What is required
Where the data below has the string "nPercent", return the whole line.

Rows from a figure dataset
....

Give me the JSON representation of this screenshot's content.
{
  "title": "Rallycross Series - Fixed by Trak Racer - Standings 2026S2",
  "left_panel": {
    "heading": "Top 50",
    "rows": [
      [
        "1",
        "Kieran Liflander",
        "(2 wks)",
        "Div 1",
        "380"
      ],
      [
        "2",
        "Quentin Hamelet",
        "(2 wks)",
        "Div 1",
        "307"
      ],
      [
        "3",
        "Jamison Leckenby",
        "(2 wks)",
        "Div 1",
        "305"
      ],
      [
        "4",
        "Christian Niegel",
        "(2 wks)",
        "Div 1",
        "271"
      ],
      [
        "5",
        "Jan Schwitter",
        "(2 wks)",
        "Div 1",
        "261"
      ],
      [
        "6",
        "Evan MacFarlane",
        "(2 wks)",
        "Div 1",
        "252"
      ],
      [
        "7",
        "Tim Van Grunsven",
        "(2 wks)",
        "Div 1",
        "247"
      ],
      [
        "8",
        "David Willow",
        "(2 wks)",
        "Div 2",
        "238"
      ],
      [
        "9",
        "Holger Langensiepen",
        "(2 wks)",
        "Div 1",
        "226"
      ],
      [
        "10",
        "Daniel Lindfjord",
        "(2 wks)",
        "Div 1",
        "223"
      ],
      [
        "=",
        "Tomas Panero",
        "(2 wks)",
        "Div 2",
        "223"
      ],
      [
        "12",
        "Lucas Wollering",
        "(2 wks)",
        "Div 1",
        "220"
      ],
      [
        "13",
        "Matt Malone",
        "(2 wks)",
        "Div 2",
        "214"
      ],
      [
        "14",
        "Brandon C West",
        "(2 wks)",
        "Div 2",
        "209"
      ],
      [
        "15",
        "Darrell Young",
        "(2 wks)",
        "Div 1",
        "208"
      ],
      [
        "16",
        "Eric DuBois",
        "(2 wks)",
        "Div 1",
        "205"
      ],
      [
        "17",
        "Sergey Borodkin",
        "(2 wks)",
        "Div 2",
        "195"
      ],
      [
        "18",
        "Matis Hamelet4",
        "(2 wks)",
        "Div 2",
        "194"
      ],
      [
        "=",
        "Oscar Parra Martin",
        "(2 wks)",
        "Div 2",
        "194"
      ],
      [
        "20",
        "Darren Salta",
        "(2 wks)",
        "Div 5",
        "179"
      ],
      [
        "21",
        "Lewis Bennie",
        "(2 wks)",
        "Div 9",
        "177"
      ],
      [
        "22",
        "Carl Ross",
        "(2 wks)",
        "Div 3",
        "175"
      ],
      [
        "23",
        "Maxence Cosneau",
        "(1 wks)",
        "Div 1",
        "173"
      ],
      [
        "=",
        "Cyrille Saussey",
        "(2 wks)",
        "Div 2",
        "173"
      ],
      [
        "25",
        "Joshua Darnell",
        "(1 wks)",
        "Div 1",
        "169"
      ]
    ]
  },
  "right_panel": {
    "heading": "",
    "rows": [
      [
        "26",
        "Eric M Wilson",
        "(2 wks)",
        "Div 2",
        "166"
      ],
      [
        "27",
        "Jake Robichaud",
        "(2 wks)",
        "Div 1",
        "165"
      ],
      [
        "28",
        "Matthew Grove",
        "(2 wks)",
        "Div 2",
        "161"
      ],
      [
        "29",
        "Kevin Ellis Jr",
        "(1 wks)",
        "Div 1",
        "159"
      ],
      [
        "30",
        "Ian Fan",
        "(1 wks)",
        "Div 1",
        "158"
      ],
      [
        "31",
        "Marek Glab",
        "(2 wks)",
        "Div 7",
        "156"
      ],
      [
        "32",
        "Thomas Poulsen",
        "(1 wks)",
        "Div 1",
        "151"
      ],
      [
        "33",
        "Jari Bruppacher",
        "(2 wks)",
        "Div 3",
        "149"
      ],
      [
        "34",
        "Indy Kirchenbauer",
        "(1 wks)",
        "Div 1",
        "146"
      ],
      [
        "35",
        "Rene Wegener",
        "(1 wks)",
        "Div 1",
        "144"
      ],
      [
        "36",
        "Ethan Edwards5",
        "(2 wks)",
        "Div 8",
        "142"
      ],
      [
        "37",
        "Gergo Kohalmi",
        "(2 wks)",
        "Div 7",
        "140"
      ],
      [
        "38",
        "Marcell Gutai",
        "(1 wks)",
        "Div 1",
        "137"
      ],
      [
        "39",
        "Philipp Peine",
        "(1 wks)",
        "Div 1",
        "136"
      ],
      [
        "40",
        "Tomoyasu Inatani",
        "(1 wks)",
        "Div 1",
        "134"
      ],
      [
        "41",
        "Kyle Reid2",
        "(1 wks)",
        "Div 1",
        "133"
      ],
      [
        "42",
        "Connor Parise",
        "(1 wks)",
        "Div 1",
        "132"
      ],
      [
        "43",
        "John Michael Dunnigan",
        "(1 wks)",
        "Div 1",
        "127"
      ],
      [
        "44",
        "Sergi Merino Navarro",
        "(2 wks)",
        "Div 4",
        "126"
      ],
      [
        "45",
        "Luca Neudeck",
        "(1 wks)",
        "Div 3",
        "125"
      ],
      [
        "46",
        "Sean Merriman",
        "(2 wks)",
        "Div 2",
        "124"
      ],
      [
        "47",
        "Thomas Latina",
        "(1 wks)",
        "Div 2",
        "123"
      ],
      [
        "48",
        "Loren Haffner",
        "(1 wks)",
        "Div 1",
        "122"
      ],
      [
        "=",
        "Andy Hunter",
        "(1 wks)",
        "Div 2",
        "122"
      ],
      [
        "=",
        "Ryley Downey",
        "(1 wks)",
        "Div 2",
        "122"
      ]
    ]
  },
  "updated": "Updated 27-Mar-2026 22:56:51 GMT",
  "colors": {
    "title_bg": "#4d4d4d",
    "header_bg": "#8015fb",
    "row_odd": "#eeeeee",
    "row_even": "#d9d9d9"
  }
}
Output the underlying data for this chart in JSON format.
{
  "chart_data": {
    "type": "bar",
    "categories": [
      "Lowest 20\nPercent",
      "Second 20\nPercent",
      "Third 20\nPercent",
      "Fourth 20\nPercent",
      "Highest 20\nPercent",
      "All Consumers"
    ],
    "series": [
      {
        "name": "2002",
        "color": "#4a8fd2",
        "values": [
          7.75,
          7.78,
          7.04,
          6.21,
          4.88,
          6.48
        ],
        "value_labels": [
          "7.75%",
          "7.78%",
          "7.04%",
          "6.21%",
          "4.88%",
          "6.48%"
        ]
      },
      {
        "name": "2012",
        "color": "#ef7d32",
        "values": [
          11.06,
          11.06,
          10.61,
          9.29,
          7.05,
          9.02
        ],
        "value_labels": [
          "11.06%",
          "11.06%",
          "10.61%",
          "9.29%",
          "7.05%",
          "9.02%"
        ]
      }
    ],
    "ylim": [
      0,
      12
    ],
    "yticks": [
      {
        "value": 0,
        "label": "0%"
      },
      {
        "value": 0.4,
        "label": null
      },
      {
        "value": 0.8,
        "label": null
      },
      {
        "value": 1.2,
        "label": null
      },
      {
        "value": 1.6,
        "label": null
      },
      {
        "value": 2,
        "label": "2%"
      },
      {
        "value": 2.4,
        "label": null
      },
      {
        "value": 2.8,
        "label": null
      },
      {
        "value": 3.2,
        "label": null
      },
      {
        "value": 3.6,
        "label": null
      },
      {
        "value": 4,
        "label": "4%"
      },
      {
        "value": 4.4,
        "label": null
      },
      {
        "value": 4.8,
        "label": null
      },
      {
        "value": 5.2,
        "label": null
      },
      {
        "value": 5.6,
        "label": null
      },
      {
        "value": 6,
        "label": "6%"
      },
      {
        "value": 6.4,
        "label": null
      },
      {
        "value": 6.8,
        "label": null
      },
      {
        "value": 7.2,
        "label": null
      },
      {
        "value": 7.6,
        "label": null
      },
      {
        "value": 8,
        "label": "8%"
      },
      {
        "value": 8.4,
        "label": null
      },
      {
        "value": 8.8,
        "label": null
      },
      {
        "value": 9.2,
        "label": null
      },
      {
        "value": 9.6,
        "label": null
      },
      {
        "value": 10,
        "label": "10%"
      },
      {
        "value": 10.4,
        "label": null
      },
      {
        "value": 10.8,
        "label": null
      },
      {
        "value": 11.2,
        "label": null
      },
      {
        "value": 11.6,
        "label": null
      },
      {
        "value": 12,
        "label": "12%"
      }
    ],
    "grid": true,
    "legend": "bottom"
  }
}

....

Solution
      "Lowest 20\nPercent",
      "Second 20\nPercent",
      "Third 20\nPercent",
      "Fourth 20\nPercent",
      "Highest 20\nPercent",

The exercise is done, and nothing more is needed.